Pull out every line below that contains the word "management".

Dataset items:
━━━━━━━━━━━━━━━━
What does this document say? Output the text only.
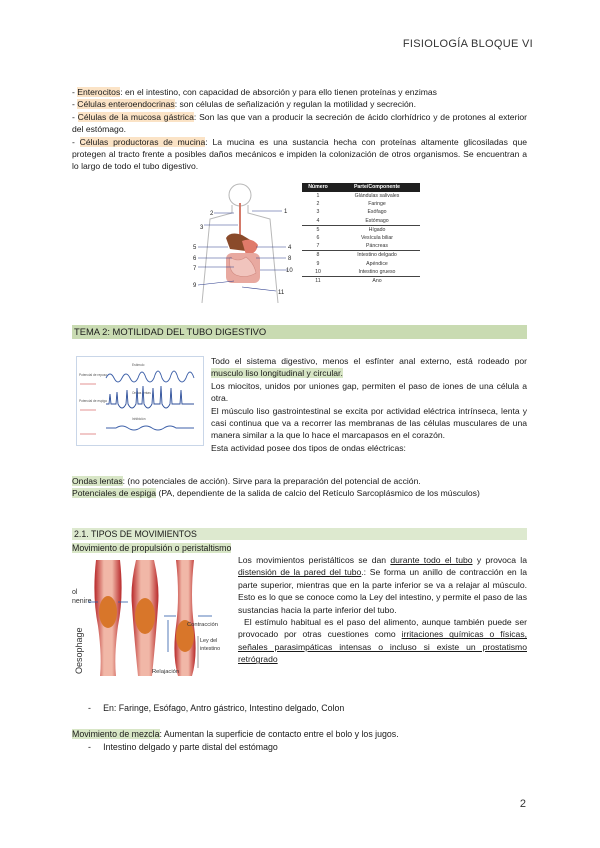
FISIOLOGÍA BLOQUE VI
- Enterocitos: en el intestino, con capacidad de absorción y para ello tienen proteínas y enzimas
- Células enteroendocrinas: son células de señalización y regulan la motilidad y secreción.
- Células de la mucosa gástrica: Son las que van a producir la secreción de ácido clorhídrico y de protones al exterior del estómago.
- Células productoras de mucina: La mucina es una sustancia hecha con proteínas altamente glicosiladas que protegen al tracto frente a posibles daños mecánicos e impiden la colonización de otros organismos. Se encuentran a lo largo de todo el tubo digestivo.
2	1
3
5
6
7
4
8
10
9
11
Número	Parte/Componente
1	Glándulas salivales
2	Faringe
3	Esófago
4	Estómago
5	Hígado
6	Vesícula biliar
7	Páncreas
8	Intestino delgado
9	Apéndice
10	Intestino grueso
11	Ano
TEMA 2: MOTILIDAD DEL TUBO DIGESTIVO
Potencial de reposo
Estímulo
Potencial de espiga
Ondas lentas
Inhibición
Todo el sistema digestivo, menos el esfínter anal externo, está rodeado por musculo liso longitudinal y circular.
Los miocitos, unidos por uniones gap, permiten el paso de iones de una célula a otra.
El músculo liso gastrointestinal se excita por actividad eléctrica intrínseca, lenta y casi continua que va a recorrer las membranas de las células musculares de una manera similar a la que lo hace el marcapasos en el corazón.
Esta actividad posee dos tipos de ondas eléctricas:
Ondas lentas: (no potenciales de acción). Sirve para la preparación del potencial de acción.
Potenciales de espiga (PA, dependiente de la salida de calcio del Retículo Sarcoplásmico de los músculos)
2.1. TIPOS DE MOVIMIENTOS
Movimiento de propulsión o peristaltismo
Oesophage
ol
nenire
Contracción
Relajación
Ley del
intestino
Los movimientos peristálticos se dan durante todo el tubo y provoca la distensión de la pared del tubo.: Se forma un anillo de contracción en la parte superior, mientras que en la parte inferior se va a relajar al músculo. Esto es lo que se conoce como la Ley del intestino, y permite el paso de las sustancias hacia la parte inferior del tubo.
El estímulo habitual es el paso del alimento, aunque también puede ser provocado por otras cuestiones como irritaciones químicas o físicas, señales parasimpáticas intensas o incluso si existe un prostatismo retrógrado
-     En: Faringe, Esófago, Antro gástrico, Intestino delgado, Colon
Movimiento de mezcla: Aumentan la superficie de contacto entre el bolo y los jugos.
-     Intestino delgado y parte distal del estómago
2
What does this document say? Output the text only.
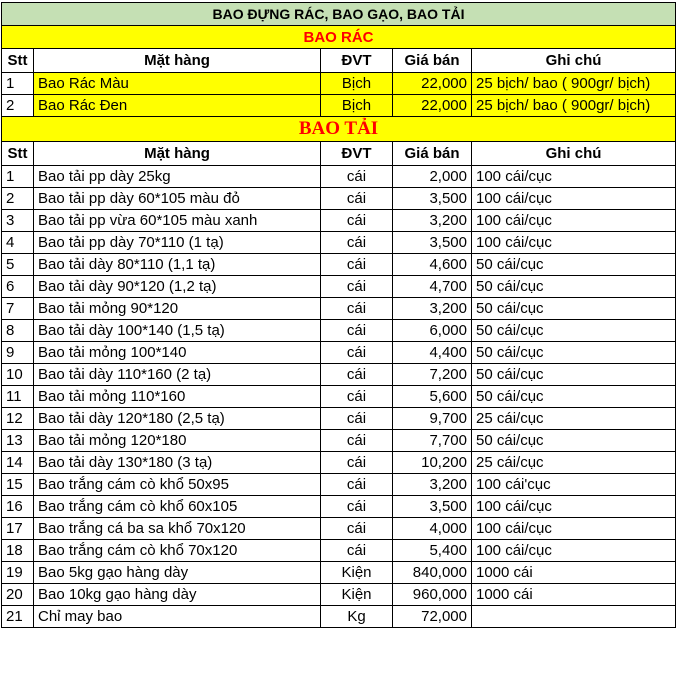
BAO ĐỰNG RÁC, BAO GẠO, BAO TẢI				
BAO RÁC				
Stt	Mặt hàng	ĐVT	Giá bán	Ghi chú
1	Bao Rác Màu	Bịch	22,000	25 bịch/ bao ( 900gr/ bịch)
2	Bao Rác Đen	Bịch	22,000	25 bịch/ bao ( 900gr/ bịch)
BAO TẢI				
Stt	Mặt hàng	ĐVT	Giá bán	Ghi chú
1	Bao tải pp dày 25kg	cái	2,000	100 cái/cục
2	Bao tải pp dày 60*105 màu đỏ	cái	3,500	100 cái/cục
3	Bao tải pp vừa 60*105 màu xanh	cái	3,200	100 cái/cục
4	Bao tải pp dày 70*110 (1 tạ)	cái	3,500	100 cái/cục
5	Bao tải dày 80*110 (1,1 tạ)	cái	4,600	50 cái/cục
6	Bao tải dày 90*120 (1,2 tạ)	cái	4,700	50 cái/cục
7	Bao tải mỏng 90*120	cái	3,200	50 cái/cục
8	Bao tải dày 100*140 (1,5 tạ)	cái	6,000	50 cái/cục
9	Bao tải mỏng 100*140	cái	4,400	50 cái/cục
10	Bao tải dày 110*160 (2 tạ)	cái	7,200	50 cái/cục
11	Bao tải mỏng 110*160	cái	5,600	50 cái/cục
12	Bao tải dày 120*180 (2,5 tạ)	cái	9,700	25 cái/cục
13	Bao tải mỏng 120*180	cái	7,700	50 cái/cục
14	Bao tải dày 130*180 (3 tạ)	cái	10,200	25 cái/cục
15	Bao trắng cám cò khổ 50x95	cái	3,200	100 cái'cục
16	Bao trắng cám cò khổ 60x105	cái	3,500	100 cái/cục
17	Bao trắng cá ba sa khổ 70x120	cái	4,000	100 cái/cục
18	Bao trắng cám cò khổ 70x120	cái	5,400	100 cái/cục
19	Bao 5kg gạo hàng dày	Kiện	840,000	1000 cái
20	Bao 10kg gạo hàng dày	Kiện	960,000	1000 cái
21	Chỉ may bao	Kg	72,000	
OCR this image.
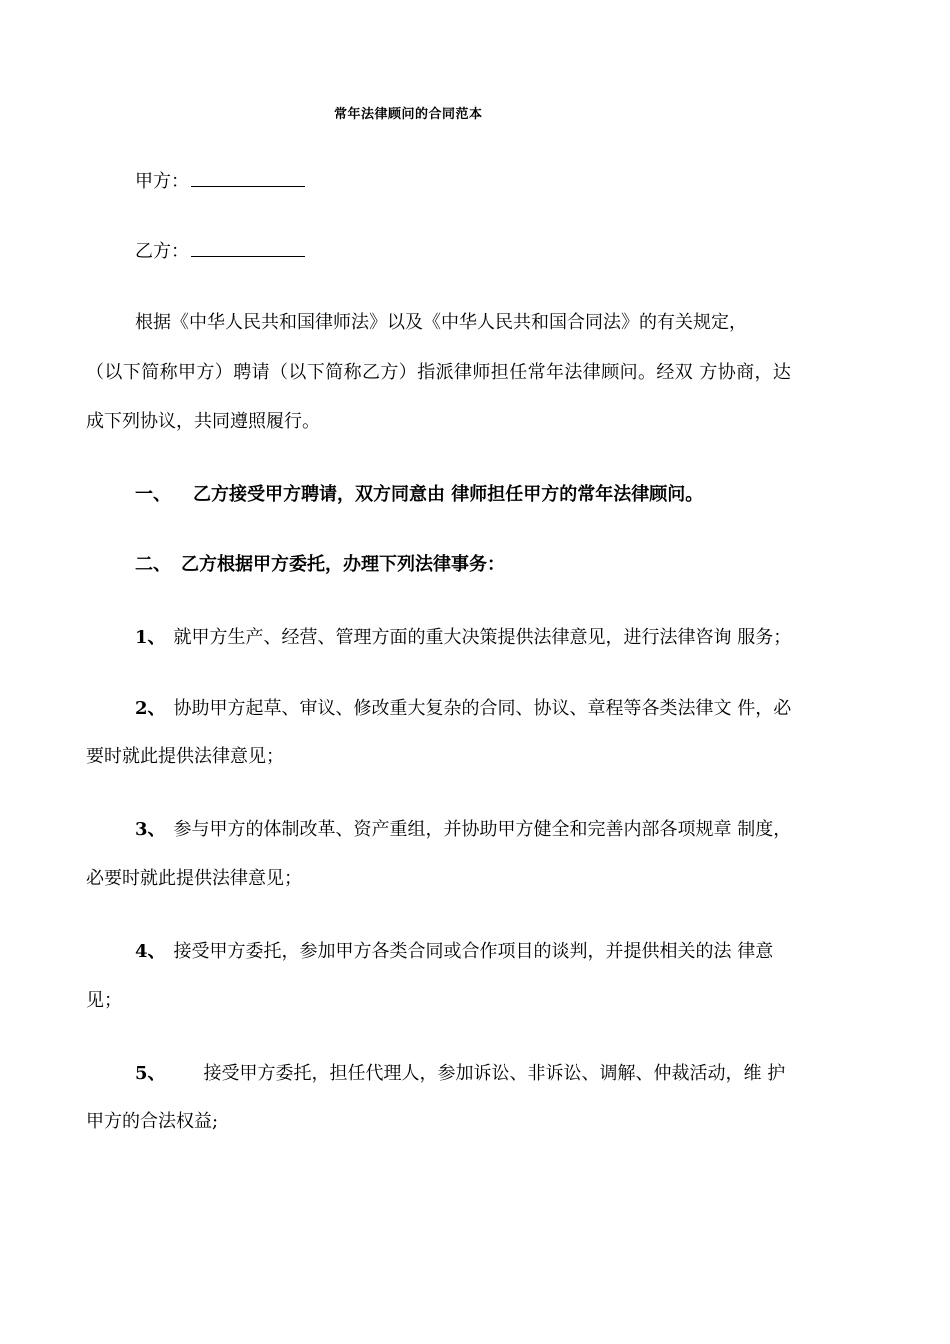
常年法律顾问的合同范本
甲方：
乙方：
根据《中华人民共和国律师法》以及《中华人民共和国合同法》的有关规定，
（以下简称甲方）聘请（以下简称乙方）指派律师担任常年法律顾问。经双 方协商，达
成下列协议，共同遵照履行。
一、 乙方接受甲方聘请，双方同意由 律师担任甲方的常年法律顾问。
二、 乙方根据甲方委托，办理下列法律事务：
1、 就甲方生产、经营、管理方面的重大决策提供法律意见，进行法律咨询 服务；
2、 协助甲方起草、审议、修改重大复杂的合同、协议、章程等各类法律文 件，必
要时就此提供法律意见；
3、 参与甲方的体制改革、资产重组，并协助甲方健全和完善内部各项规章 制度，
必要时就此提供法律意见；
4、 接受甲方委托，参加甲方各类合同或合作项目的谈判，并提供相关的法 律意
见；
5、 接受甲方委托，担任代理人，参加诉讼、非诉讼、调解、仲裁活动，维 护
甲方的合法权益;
━━━━━━━━━━━━━━━━
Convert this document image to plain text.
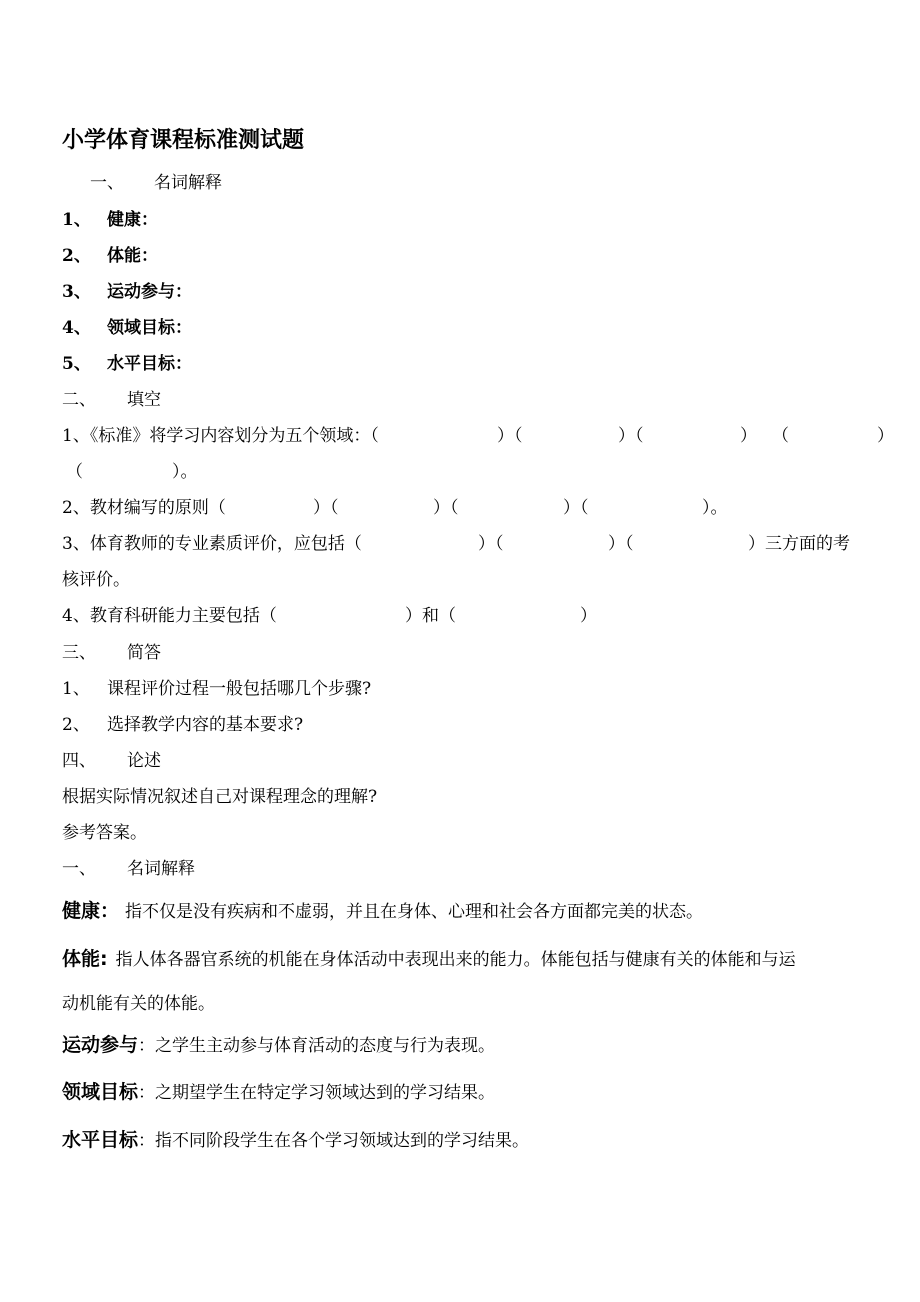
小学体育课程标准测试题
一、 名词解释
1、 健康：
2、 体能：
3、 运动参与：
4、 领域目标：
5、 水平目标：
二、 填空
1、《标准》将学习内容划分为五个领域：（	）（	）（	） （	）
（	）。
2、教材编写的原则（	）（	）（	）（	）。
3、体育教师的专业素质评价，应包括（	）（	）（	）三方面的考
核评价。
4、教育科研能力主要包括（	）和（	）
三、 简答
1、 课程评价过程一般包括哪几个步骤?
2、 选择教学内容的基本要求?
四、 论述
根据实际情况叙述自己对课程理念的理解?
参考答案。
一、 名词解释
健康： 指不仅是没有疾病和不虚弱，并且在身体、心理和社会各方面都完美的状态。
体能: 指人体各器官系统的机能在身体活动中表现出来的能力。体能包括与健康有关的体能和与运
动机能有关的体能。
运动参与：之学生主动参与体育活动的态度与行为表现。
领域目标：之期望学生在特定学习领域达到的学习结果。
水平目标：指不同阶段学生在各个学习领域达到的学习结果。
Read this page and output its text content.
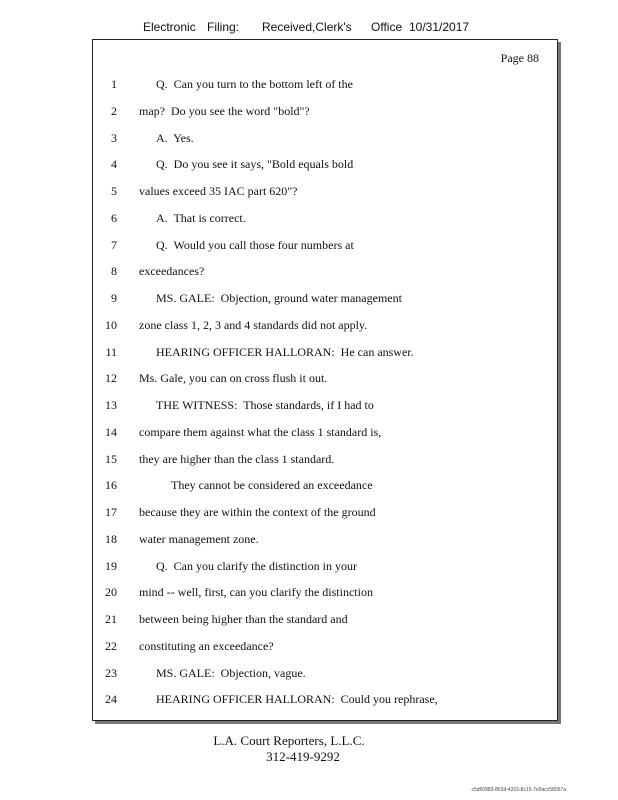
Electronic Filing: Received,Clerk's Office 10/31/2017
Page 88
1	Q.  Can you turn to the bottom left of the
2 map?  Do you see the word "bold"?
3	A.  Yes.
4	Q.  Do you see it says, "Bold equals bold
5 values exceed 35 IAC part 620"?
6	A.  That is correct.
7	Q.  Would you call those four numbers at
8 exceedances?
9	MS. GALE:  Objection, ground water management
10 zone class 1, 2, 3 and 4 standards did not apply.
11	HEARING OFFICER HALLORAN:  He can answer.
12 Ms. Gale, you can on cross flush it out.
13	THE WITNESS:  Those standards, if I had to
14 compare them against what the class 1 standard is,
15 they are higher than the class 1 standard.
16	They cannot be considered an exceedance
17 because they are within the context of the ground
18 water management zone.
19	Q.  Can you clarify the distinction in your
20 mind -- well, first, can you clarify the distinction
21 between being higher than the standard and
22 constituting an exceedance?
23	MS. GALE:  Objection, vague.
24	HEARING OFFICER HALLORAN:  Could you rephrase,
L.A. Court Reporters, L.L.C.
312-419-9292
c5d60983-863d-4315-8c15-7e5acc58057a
━━━━━━━━━━━━━━━━
* Full answer *
9	MS. GALE:  Objection, ground water management
18 water management zone.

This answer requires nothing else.